Find every line below that contains the word "自动意识" and copy it out.
──────── INPUT ROWS
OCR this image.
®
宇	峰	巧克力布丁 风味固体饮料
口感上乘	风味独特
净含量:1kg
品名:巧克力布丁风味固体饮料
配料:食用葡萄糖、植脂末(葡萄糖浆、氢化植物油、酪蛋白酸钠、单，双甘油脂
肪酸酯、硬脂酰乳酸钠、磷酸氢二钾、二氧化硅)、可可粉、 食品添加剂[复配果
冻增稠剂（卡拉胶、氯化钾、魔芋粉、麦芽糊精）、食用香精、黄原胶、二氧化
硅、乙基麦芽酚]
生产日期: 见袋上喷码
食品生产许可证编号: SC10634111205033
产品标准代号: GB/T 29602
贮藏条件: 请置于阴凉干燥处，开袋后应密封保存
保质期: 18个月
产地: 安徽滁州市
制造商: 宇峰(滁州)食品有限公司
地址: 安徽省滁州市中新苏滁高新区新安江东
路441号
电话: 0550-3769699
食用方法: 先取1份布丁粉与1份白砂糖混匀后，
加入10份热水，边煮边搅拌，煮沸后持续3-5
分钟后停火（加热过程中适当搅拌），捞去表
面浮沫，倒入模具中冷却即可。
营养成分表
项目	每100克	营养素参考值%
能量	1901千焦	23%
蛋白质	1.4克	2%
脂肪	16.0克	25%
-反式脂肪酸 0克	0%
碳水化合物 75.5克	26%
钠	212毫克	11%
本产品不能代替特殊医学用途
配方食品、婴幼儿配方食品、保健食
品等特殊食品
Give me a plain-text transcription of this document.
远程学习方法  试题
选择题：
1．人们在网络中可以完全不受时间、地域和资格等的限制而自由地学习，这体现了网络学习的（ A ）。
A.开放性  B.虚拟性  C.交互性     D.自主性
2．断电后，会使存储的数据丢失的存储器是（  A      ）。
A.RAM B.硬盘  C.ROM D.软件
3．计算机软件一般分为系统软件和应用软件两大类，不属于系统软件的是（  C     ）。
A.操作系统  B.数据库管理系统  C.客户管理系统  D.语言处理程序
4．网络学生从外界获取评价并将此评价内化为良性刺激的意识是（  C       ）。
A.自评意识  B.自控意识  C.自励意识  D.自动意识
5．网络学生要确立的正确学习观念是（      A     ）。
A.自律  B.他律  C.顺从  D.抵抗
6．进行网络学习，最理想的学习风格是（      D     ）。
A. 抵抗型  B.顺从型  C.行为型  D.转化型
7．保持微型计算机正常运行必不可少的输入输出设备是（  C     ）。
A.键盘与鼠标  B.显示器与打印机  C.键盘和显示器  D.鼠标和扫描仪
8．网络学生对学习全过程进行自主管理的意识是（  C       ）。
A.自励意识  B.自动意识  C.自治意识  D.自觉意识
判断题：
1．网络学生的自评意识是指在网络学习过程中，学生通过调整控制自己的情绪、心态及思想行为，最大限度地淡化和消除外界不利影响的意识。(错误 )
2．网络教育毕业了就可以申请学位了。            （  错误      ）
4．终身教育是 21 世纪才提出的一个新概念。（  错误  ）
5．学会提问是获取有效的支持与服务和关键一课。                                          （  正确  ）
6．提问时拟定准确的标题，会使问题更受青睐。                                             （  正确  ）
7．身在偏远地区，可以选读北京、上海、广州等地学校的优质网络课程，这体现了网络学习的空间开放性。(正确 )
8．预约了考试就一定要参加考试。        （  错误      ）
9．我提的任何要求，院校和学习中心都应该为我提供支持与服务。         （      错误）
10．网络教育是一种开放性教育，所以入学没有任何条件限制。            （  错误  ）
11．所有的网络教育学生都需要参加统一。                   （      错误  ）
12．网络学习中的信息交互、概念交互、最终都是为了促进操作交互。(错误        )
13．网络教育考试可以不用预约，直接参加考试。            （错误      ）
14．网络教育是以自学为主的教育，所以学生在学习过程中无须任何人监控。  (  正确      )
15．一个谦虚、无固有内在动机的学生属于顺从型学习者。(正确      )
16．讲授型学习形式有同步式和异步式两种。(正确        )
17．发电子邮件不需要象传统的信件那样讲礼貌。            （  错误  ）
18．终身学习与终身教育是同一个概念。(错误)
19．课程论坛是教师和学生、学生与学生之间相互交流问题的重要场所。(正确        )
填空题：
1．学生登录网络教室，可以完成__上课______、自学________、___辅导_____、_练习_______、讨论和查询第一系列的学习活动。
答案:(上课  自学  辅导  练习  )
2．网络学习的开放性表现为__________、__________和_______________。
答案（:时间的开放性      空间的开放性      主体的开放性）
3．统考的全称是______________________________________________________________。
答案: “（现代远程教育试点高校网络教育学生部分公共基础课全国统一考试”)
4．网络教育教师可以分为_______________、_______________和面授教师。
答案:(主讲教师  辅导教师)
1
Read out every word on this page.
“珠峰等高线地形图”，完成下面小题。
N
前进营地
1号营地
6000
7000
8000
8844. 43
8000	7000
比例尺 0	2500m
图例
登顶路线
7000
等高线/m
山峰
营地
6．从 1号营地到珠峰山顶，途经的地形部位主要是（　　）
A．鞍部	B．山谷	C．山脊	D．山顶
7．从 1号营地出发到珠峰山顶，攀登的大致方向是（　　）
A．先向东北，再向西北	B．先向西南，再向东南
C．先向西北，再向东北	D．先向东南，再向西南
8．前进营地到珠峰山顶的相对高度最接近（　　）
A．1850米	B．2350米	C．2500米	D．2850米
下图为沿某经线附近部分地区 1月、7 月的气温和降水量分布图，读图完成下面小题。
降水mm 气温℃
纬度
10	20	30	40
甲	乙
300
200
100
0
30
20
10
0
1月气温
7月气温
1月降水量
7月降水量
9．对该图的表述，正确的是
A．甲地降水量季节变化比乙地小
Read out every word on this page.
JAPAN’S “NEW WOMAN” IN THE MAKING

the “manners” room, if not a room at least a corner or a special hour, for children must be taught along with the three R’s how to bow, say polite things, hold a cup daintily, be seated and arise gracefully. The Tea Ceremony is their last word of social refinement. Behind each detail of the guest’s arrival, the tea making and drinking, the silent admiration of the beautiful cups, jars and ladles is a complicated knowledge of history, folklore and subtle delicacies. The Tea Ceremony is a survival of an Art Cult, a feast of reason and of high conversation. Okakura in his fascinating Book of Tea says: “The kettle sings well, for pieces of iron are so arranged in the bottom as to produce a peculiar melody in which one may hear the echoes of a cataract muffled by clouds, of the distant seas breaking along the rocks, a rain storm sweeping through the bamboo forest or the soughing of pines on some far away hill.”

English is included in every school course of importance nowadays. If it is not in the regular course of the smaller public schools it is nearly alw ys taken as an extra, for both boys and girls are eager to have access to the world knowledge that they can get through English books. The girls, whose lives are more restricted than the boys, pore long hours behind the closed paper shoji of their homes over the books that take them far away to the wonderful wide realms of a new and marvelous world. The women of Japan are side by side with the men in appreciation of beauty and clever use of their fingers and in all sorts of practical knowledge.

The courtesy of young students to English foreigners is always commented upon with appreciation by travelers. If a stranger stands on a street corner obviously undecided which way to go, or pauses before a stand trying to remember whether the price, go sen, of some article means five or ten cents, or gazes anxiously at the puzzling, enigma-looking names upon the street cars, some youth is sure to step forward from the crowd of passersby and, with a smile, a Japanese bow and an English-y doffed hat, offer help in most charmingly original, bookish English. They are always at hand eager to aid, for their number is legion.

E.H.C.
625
────────────────
FULL RESPONSE:
A.自评意识  B.自控意识  C.自励意识  D.自动意识
A.自励意识  B.自动意识  C.自治意识  D.自觉意识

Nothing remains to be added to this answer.